**Work to do**: Please copy out the lines below, swapping each "y-tick-label" for "y-axis-tick" and leaving everything else as it is.

**Material for the task**:
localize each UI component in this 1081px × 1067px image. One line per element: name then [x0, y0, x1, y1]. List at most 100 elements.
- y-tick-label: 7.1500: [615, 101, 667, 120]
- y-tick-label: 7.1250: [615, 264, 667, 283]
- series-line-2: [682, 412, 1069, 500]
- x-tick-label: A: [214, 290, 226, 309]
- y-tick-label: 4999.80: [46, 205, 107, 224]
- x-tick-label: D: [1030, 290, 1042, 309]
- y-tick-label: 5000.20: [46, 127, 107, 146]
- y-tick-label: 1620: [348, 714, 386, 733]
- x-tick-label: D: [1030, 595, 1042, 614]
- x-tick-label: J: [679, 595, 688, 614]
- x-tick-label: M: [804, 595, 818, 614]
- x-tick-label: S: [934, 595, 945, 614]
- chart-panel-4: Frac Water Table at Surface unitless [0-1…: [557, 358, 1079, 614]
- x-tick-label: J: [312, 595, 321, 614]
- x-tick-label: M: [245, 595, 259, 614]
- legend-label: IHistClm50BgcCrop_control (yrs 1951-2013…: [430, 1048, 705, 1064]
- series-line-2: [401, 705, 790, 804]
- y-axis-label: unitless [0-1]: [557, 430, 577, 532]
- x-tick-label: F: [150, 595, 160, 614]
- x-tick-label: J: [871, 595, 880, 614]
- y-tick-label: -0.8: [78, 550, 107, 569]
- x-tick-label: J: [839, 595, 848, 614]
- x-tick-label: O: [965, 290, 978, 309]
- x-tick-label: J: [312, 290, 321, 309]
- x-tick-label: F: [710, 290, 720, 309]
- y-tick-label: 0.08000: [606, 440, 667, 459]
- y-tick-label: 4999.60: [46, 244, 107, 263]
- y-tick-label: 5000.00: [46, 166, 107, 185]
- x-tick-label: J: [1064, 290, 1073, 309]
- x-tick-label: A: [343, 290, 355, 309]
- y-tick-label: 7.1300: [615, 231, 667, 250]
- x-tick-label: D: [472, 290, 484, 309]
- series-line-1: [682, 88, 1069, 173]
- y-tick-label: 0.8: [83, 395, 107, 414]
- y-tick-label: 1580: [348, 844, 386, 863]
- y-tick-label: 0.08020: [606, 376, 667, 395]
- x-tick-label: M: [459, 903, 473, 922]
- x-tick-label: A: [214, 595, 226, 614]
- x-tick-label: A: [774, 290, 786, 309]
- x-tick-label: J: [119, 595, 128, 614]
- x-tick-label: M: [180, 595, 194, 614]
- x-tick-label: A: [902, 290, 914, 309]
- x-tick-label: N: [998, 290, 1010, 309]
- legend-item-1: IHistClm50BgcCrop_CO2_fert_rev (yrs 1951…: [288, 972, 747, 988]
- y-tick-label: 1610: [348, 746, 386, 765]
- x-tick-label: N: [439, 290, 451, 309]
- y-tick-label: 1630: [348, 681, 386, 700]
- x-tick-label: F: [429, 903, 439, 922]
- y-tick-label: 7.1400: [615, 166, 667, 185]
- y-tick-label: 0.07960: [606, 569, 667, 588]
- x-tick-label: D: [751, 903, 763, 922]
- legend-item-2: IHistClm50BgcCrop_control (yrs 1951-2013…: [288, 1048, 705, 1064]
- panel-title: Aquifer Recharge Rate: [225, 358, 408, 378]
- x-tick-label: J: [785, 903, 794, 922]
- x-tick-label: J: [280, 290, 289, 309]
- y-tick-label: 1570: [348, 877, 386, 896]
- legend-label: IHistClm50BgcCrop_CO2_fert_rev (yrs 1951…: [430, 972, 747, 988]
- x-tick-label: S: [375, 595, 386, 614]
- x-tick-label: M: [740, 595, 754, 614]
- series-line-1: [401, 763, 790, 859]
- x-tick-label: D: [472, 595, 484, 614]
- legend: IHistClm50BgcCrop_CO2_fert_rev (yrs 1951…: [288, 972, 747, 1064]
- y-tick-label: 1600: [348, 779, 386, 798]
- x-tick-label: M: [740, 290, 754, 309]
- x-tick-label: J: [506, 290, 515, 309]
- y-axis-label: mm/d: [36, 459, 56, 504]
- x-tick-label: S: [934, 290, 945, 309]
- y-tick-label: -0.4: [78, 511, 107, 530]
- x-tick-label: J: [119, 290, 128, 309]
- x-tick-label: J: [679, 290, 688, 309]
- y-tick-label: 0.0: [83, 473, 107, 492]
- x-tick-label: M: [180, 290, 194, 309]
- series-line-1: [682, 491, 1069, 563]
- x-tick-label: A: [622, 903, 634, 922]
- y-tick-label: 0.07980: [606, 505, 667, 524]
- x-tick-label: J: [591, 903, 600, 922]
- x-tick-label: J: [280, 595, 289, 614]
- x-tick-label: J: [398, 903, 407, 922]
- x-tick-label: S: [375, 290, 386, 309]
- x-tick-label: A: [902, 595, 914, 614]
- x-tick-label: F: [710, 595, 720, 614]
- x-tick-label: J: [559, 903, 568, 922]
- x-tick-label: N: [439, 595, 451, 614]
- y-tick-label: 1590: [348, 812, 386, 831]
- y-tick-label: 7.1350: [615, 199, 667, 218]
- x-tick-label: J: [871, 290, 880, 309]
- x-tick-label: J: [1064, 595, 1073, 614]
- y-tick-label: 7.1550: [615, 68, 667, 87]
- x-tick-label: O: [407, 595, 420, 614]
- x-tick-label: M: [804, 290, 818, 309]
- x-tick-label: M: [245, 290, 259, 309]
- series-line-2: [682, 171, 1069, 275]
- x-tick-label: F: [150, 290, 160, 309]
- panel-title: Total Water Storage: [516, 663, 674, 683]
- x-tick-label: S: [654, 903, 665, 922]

**Task response**:
localize each UI component in this 1081px × 1067px image. One line per element: name then [x0, y0, x1, y1]. List at most 100 elements.
- y-axis-tick: 7.1500: [615, 101, 667, 120]
- y-axis-tick: 7.1250: [615, 264, 667, 283]
- series-line-2: [682, 412, 1069, 500]
- x-tick-label: A: [214, 290, 226, 309]
- y-axis-tick: 4999.80: [46, 205, 107, 224]
- x-tick-label: D: [1030, 290, 1042, 309]
- y-axis-tick: 5000.20: [46, 127, 107, 146]
- y-axis-tick: 1620: [348, 714, 386, 733]
- x-tick-label: D: [1030, 595, 1042, 614]
- x-tick-label: J: [679, 595, 688, 614]
- x-tick-label: M: [804, 595, 818, 614]
- x-tick-label: S: [934, 595, 945, 614]
- chart-panel-4: Frac Water Table at Surface unitless [0-1…: [557, 358, 1079, 614]
- x-tick-label: J: [312, 595, 321, 614]
- x-tick-label: M: [245, 595, 259, 614]
- legend-label: IHistClm50BgcCrop_control (yrs 1951-2013…: [430, 1048, 705, 1064]
- series-line-2: [401, 705, 790, 804]
- y-axis-label: unitless [0-1]: [557, 430, 577, 532]
- x-tick-label: F: [150, 595, 160, 614]
- x-tick-label: J: [871, 595, 880, 614]
- y-axis-tick: -0.8: [78, 550, 107, 569]
- x-tick-label: J: [839, 595, 848, 614]
- x-tick-label: O: [965, 290, 978, 309]
- x-tick-label: J: [312, 290, 321, 309]
- x-tick-label: F: [710, 290, 720, 309]
- y-axis-tick: 0.08000: [606, 440, 667, 459]
- y-axis-tick: 4999.60: [46, 244, 107, 263]
- y-axis-tick: 5000.00: [46, 166, 107, 185]
- x-tick-label: J: [1064, 290, 1073, 309]
- x-tick-label: A: [343, 290, 355, 309]
- y-axis-tick: 7.1300: [615, 231, 667, 250]
- x-tick-label: D: [472, 290, 484, 309]
- series-line-1: [682, 88, 1069, 173]
- y-axis-tick: 0.8: [83, 395, 107, 414]
- y-axis-tick: 1580: [348, 844, 386, 863]
- y-axis-tick: 0.08020: [606, 376, 667, 395]
- x-tick-label: M: [459, 903, 473, 922]
- x-tick-label: A: [214, 595, 226, 614]
- x-tick-label: A: [774, 290, 786, 309]
- x-tick-label: J: [119, 595, 128, 614]
- x-tick-label: M: [180, 595, 194, 614]
- x-tick-label: A: [902, 290, 914, 309]
- x-tick-label: N: [998, 290, 1010, 309]
- legend-item-1: IHistClm50BgcCrop_CO2_fert_rev (yrs 1951…: [288, 972, 747, 988]
- y-axis-tick: 1610: [348, 746, 386, 765]
- x-tick-label: N: [439, 290, 451, 309]
- y-axis-tick: 1630: [348, 681, 386, 700]
- x-tick-label: F: [429, 903, 439, 922]
- y-axis-tick: 7.1400: [615, 166, 667, 185]
- y-axis-tick: 0.07960: [606, 569, 667, 588]
- x-tick-label: D: [751, 903, 763, 922]
- legend-item-2: IHistClm50BgcCrop_control (yrs 1951-2013…: [288, 1048, 705, 1064]
- panel-title: Aquifer Recharge Rate: [225, 358, 408, 378]
- x-tick-label: J: [785, 903, 794, 922]
- x-tick-label: J: [280, 290, 289, 309]
- y-axis-tick: 1570: [348, 877, 386, 896]
- legend-label: IHistClm50BgcCrop_CO2_fert_rev (yrs 1951…: [430, 972, 747, 988]
- x-tick-label: S: [375, 595, 386, 614]
- x-tick-label: M: [740, 595, 754, 614]
- series-line-1: [401, 763, 790, 859]
- x-tick-label: D: [472, 595, 484, 614]
- legend: IHistClm50BgcCrop_CO2_fert_rev (yrs 1951…: [288, 972, 747, 1064]
- y-axis-tick: 1600: [348, 779, 386, 798]
- x-tick-label: M: [740, 290, 754, 309]
- x-tick-label: J: [506, 290, 515, 309]
- y-axis-label: mm/d: [36, 459, 56, 504]
- x-tick-label: S: [934, 290, 945, 309]
- y-axis-tick: -0.4: [78, 511, 107, 530]
- x-tick-label: J: [119, 290, 128, 309]
- x-tick-label: J: [679, 290, 688, 309]
- y-axis-tick: 0.0: [83, 473, 107, 492]
- x-tick-label: M: [180, 290, 194, 309]
- series-line-1: [682, 491, 1069, 563]
- x-tick-label: A: [622, 903, 634, 922]
- y-axis-tick: 0.07980: [606, 505, 667, 524]
- x-tick-label: J: [591, 903, 600, 922]
- x-tick-label: J: [280, 595, 289, 614]
- x-tick-label: J: [398, 903, 407, 922]
- x-tick-label: S: [375, 290, 386, 309]
- x-tick-label: A: [902, 595, 914, 614]
- x-tick-label: F: [710, 595, 720, 614]
- x-tick-label: J: [559, 903, 568, 922]
- x-tick-label: N: [439, 595, 451, 614]
- y-axis-tick: 1590: [348, 812, 386, 831]
- y-axis-tick: 7.1350: [615, 199, 667, 218]
- x-tick-label: J: [871, 290, 880, 309]
- x-tick-label: J: [1064, 595, 1073, 614]
- y-axis-tick: 7.1550: [615, 68, 667, 87]
- x-tick-label: O: [407, 595, 420, 614]
- x-tick-label: M: [804, 290, 818, 309]
- x-tick-label: M: [245, 290, 259, 309]
- series-line-2: [682, 171, 1069, 275]
- x-tick-label: F: [150, 290, 160, 309]
- panel-title: Total Water Storage: [516, 663, 674, 683]
- x-tick-label: S: [654, 903, 665, 922]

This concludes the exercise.